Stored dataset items
══════

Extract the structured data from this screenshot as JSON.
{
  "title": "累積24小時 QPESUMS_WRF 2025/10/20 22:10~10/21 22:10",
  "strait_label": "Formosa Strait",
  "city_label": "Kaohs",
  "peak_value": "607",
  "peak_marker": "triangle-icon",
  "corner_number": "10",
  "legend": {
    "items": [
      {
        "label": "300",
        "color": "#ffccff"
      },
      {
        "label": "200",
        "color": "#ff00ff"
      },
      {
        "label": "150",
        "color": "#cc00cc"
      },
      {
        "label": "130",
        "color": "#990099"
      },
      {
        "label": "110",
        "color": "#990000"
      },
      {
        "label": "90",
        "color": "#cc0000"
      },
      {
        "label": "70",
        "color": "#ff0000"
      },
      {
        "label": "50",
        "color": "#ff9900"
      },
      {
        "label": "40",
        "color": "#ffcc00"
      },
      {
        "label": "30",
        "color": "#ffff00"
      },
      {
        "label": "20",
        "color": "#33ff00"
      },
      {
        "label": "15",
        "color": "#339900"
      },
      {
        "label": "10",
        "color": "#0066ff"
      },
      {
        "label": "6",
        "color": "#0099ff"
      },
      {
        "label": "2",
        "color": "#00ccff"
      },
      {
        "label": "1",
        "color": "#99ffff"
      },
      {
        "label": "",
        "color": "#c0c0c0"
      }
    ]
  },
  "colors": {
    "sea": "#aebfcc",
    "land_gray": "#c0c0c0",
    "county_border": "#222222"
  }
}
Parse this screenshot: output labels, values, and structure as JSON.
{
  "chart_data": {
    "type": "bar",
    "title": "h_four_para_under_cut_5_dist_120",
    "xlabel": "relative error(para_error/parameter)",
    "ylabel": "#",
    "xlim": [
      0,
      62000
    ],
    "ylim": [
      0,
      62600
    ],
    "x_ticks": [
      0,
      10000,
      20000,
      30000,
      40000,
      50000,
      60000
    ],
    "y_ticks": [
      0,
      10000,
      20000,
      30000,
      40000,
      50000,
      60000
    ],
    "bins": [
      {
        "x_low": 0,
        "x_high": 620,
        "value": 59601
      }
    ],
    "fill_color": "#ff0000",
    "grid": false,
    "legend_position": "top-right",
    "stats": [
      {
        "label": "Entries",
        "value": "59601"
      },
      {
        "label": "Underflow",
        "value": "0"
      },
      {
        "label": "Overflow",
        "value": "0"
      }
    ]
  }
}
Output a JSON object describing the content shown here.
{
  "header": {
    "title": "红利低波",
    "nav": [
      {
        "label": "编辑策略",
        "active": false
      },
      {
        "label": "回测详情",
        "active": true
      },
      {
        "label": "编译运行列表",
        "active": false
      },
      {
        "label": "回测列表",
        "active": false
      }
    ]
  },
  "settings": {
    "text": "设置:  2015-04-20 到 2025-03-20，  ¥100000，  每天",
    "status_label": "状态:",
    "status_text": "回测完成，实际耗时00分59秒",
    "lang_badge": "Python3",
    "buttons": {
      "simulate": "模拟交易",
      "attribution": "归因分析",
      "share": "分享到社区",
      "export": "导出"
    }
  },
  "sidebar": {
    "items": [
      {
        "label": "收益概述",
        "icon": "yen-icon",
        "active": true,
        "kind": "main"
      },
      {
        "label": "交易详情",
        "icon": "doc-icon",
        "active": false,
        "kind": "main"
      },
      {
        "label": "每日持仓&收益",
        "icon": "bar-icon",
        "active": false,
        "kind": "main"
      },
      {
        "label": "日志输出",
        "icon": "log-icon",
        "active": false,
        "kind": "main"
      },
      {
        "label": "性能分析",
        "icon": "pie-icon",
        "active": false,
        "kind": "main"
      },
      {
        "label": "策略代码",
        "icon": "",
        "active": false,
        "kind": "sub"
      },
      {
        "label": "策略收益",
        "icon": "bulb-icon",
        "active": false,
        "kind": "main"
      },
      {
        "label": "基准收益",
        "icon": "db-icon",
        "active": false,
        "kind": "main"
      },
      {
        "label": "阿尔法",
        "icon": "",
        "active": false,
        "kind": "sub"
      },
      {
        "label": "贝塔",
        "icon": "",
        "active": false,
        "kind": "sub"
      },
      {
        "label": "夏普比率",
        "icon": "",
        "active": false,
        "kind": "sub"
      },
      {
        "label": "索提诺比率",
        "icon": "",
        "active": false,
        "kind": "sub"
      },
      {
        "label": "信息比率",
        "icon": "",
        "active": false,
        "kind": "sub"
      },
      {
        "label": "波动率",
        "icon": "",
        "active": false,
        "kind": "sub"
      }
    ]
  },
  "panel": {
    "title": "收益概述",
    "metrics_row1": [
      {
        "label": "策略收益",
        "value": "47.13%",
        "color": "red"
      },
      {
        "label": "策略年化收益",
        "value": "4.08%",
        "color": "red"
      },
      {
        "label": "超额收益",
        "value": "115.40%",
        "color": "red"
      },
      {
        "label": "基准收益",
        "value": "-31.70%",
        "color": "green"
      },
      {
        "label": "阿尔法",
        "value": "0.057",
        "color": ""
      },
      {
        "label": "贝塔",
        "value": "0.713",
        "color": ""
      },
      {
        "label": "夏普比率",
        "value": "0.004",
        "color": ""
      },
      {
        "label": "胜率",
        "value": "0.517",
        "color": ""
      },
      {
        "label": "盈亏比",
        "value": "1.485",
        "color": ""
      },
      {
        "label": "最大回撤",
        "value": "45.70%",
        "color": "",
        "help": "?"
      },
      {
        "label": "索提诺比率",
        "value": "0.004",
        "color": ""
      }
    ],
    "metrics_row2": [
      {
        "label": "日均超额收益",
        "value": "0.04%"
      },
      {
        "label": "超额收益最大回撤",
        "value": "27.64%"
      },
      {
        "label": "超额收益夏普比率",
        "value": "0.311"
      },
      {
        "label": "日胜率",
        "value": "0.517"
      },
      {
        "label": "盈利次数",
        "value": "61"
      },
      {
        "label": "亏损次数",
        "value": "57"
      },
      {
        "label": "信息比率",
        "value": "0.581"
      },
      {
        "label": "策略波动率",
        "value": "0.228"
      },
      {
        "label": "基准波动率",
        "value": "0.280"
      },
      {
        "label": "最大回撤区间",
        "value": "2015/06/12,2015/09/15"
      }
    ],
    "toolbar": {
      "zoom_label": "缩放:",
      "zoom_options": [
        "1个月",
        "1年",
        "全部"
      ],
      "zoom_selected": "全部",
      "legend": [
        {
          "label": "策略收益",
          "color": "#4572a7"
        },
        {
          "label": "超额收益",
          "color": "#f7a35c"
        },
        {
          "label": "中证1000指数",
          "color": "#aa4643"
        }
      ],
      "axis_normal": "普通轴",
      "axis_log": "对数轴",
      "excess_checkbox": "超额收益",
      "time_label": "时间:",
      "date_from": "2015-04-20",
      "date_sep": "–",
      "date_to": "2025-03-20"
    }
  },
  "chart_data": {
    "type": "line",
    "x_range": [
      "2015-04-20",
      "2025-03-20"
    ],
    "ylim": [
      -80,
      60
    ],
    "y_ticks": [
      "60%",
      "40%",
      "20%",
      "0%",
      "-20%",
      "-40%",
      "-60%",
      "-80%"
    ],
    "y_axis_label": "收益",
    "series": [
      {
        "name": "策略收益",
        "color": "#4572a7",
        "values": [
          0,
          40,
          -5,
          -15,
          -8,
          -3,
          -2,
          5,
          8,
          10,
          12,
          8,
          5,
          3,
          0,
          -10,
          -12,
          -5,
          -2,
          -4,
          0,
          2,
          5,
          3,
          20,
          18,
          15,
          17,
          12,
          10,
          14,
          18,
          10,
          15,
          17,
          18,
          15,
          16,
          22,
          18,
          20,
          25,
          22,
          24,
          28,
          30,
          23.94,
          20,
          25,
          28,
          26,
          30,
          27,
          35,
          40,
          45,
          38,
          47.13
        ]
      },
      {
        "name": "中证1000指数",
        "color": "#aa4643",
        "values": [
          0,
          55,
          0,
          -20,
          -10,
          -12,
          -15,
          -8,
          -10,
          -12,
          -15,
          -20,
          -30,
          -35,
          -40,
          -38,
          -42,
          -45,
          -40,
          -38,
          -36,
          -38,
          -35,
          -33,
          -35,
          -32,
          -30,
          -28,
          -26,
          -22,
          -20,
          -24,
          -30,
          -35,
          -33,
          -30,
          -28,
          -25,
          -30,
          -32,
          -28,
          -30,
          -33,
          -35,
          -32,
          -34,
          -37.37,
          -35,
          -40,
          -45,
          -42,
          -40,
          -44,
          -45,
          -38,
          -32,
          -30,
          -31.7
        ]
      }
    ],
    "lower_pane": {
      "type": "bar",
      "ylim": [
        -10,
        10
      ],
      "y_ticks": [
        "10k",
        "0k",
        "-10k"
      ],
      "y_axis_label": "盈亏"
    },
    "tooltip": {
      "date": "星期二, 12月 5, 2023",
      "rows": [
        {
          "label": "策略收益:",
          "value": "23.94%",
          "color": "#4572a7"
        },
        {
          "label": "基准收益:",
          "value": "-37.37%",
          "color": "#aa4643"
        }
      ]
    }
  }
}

══════

OBJECTIVE: Find every line containing the word "this", then give the total and nothing more.

ANSWER IN FULL: 2